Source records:
** Begin **

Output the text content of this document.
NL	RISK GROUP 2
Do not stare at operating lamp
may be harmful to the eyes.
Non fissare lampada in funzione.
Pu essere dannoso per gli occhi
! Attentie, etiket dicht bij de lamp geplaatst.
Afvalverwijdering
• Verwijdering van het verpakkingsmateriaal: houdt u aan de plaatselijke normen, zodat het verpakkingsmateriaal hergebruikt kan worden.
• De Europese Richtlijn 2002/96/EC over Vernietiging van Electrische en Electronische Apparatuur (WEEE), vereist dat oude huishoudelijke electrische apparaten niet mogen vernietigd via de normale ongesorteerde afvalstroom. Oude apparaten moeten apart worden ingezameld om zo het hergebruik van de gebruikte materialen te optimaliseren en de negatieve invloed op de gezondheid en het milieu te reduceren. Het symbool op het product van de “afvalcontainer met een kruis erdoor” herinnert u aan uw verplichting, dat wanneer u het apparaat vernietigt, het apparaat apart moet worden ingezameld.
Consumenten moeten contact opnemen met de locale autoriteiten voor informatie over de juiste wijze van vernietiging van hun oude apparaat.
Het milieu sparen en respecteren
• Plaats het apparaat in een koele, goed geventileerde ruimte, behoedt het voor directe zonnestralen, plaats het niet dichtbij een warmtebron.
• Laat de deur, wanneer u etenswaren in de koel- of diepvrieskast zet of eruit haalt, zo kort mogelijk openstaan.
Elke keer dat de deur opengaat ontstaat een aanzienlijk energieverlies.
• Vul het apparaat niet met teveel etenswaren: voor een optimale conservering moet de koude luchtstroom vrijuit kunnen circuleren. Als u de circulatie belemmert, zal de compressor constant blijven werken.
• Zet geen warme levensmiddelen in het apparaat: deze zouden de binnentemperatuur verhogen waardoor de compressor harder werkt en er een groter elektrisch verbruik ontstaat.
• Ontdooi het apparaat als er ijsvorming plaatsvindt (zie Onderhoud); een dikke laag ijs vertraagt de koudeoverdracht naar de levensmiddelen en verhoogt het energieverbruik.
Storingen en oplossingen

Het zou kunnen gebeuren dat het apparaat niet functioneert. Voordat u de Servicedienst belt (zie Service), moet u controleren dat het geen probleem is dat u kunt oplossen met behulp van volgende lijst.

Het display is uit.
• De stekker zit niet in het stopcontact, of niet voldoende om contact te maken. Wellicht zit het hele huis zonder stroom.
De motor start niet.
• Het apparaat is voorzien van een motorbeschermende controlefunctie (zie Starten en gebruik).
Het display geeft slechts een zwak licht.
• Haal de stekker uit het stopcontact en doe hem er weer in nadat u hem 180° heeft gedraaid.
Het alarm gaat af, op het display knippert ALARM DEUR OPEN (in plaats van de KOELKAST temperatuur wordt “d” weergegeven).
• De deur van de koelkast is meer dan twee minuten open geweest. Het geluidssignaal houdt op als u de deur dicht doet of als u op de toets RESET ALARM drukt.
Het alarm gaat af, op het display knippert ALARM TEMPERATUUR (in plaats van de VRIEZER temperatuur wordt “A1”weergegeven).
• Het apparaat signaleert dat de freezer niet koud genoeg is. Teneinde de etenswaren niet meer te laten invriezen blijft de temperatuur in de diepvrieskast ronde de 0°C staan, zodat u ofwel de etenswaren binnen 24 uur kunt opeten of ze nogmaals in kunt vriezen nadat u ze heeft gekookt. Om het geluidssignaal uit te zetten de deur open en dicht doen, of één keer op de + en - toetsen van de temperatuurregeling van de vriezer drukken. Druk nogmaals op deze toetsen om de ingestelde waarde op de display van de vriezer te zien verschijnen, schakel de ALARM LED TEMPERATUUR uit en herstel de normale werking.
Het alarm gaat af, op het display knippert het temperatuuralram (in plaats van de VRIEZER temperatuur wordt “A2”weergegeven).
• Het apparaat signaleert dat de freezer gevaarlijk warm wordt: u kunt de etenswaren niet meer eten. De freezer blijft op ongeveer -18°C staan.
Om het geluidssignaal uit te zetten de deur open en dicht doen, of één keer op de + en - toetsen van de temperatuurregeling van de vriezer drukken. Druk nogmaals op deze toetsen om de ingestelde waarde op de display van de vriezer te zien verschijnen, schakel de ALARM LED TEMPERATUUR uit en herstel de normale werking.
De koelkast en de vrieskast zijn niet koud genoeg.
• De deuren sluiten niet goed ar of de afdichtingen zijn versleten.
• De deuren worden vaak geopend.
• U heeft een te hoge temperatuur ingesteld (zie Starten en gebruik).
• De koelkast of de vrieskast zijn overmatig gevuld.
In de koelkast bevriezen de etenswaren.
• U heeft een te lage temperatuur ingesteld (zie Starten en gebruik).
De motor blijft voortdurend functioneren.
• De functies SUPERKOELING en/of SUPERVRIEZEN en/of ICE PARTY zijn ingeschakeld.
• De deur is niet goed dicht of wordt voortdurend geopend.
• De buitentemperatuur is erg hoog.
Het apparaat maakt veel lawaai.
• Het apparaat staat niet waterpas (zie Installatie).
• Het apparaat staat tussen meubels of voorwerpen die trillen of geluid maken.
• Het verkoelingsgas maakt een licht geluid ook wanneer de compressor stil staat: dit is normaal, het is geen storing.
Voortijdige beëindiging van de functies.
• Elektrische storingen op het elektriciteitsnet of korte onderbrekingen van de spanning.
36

** End **

Written exercise:
Show the data once more, exactly as it was written.

Answer to this task:
Output the text content of this document.
NL	RISK GROUP 2
Do not stare at operating lamp
may be harmful to the eyes.
Non fissare lampada in funzione.
Pu essere dannoso per gli occhi
! Attentie, etiket dicht bij de lamp geplaatst.
Afvalverwijdering
• Verwijdering van het verpakkingsmateriaal: houdt u aan de plaatselijke normen, zodat het verpakkingsmateriaal hergebruikt kan worden.
• De Europese Richtlijn 2002/96/EC over Vernietiging van Electrische en Electronische Apparatuur (WEEE), vereist dat oude huishoudelijke electrische apparaten niet mogen vernietigd via de normale ongesorteerde afvalstroom. Oude apparaten moeten apart worden ingezameld om zo het hergebruik van de gebruikte materialen te optimaliseren en de negatieve invloed op de gezondheid en het milieu te reduceren. Het symbool op het product van de “afvalcontainer met een kruis erdoor” herinnert u aan uw verplichting, dat wanneer u het apparaat vernietigt, het apparaat apart moet worden ingezameld.
Consumenten moeten contact opnemen met de locale autoriteiten voor informatie over de juiste wijze van vernietiging van hun oude apparaat.
Het milieu sparen en respecteren
• Plaats het apparaat in een koele, goed geventileerde ruimte, behoedt het voor directe zonnestralen, plaats het niet dichtbij een warmtebron.
• Laat de deur, wanneer u etenswaren in de koel- of diepvrieskast zet of eruit haalt, zo kort mogelijk openstaan.
Elke keer dat de deur opengaat ontstaat een aanzienlijk energieverlies.
• Vul het apparaat niet met teveel etenswaren: voor een optimale conservering moet de koude luchtstroom vrijuit kunnen circuleren. Als u de circulatie belemmert, zal de compressor constant blijven werken.
• Zet geen warme levensmiddelen in het apparaat: deze zouden de binnentemperatuur verhogen waardoor de compressor harder werkt en er een groter elektrisch verbruik ontstaat.
• Ontdooi het apparaat als er ijsvorming plaatsvindt (zie Onderhoud); een dikke laag ijs vertraagt de koudeoverdracht naar de levensmiddelen en verhoogt het energieverbruik.
Storingen en oplossingen

Het zou kunnen gebeuren dat het apparaat niet functioneert. Voordat u de Servicedienst belt (zie Service), moet u controleren dat het geen probleem is dat u kunt oplossen met behulp van volgende lijst.

Het display is uit.
• De stekker zit niet in het stopcontact, of niet voldoende om contact te maken. Wellicht zit het hele huis zonder stroom.
De motor start niet.
• Het apparaat is voorzien van een motorbeschermende controlefunctie (zie Starten en gebruik).
Het display geeft slechts een zwak licht.
• Haal de stekker uit het stopcontact en doe hem er weer in nadat u hem 180° heeft gedraaid.
Het alarm gaat af, op het display knippert ALARM DEUR OPEN (in plaats van de KOELKAST temperatuur wordt “d” weergegeven).
• De deur van de koelkast is meer dan twee minuten open geweest. Het geluidssignaal houdt op als u de deur dicht doet of als u op de toets RESET ALARM drukt.
Het alarm gaat af, op het display knippert ALARM TEMPERATUUR (in plaats van de VRIEZER temperatuur wordt “A1”weergegeven).
• Het apparaat signaleert dat de freezer niet koud genoeg is. Teneinde de etenswaren niet meer te laten invriezen blijft de temperatuur in de diepvrieskast ronde de 0°C staan, zodat u ofwel de etenswaren binnen 24 uur kunt opeten of ze nogmaals in kunt vriezen nadat u ze heeft gekookt. Om het geluidssignaal uit te zetten de deur open en dicht doen, of één keer op de + en - toetsen van de temperatuurregeling van de vriezer drukken. Druk nogmaals op deze toetsen om de ingestelde waarde op de display van de vriezer te zien verschijnen, schakel de ALARM LED TEMPERATUUR uit en herstel de normale werking.
Het alarm gaat af, op het display knippert het temperatuuralram (in plaats van de VRIEZER temperatuur wordt “A2”weergegeven).
• Het apparaat signaleert dat de freezer gevaarlijk warm wordt: u kunt de etenswaren niet meer eten. De freezer blijft op ongeveer -18°C staan.
Om het geluidssignaal uit te zetten de deur open en dicht doen, of één keer op de + en - toetsen van de temperatuurregeling van de vriezer drukken. Druk nogmaals op deze toetsen om de ingestelde waarde op de display van de vriezer te zien verschijnen, schakel de ALARM LED TEMPERATUUR uit en herstel de normale werking.
De koelkast en de vrieskast zijn niet koud genoeg.
• De deuren sluiten niet goed ar of de afdichtingen zijn versleten.
• De deuren worden vaak geopend.
• U heeft een te hoge temperatuur ingesteld (zie Starten en gebruik).
• De koelkast of de vrieskast zijn overmatig gevuld.
In de koelkast bevriezen de etenswaren.
• U heeft een te lage temperatuur ingesteld (zie Starten en gebruik).
De motor blijft voortdurend functioneren.
• De functies SUPERKOELING en/of SUPERVRIEZEN en/of ICE PARTY zijn ingeschakeld.
• De deur is niet goed dicht of wordt voortdurend geopend.
• De buitentemperatuur is erg hoog.
Het apparaat maakt veel lawaai.
• Het apparaat staat niet waterpas (zie Installatie).
• Het apparaat staat tussen meubels of voorwerpen die trillen of geluid maken.
• Het verkoelingsgas maakt een licht geluid ook wanneer de compressor stil staat: dit is normaal, het is geen storing.
Voortijdige beëindiging van de functies.
• Elektrische storingen op het elektriciteitsnet of korte onderbrekingen van de spanning.
36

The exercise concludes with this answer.